--- YOUR TASK ---
Go through the data below line by line and count those containing the word "María". Reply with the count only.

[Collected data entries]
★ ★ ★ ★ ★ ★ ★
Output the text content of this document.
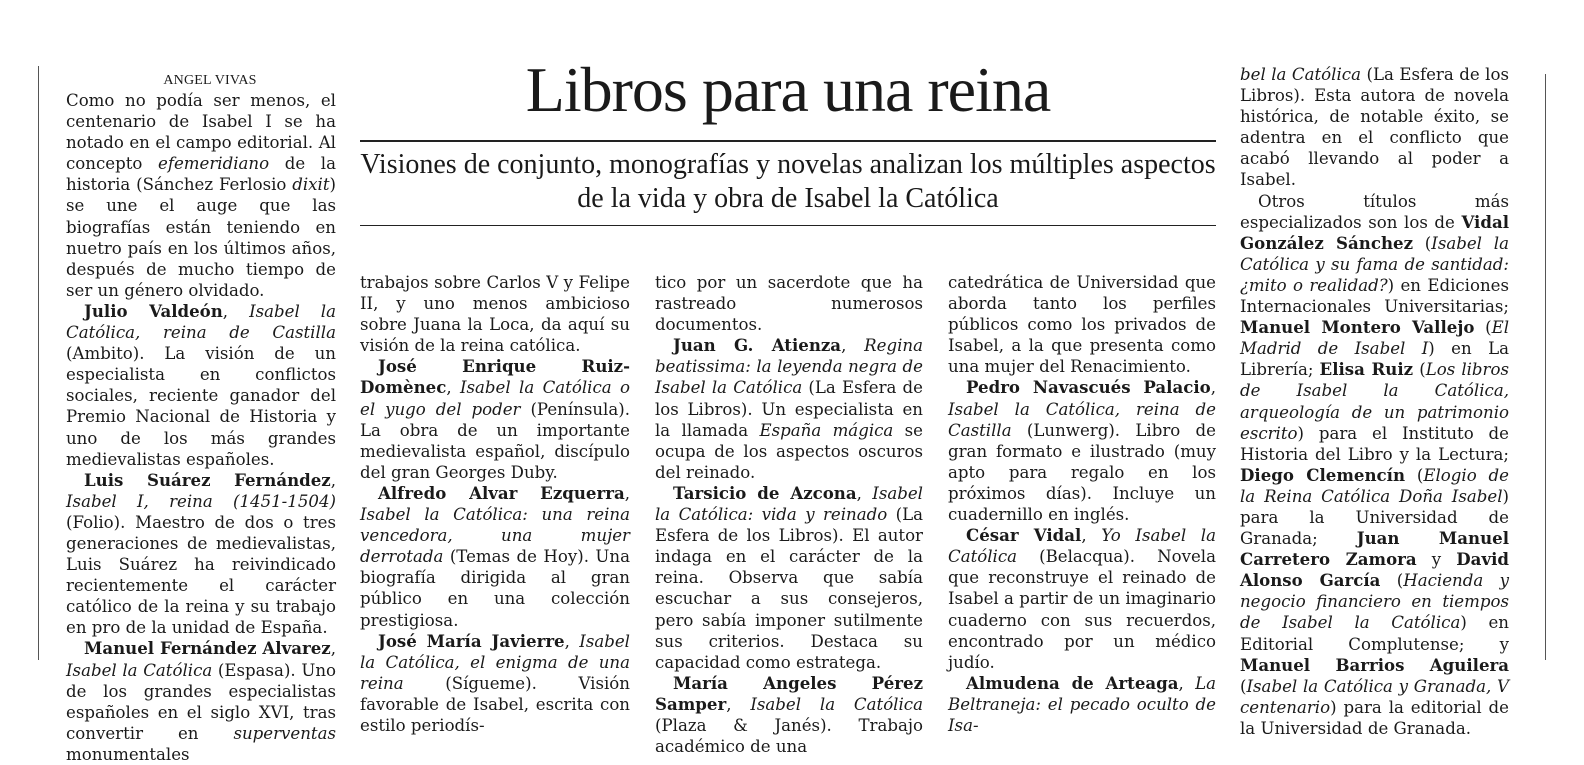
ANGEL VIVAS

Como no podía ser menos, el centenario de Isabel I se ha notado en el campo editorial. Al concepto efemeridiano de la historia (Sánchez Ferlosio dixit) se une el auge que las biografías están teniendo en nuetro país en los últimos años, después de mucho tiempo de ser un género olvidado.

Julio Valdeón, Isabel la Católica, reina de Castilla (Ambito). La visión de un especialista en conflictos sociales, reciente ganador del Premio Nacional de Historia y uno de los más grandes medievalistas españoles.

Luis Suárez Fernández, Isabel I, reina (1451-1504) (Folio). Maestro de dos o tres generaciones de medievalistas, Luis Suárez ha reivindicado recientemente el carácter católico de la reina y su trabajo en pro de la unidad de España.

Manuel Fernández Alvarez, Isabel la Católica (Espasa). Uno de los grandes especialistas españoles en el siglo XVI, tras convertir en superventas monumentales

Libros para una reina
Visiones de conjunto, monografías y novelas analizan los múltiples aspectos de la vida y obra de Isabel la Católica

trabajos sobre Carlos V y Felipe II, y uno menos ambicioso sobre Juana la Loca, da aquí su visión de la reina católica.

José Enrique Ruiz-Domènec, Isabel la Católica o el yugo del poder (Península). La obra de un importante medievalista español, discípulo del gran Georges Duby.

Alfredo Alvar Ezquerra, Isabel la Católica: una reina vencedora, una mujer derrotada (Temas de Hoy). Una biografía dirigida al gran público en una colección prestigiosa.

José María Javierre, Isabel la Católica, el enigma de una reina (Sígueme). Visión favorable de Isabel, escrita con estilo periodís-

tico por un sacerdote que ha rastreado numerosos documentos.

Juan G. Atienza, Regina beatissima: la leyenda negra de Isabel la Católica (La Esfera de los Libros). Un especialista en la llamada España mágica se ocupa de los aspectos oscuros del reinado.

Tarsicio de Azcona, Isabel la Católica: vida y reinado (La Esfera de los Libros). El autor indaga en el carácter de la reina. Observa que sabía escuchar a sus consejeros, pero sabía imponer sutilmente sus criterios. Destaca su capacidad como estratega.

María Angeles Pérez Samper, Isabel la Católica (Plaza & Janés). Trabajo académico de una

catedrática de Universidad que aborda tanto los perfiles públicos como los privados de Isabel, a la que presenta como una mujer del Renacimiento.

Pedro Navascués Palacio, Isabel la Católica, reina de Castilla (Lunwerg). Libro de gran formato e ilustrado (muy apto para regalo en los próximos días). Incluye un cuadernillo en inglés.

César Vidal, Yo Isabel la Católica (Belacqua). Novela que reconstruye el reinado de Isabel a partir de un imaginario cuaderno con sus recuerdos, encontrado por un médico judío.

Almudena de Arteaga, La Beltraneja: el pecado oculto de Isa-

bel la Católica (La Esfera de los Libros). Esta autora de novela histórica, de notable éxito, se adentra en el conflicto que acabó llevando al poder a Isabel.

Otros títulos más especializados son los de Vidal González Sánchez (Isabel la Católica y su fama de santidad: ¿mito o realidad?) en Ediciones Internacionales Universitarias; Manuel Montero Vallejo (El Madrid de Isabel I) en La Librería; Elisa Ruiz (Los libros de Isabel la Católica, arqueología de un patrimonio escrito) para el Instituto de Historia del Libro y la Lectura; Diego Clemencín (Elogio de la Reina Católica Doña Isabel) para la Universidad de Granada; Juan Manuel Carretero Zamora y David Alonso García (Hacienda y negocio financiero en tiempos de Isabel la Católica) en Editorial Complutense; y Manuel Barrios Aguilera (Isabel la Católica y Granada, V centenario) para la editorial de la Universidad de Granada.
★ ★ ★ ★ ★ ★ ★
--- WRITTEN RESPONSE ---
2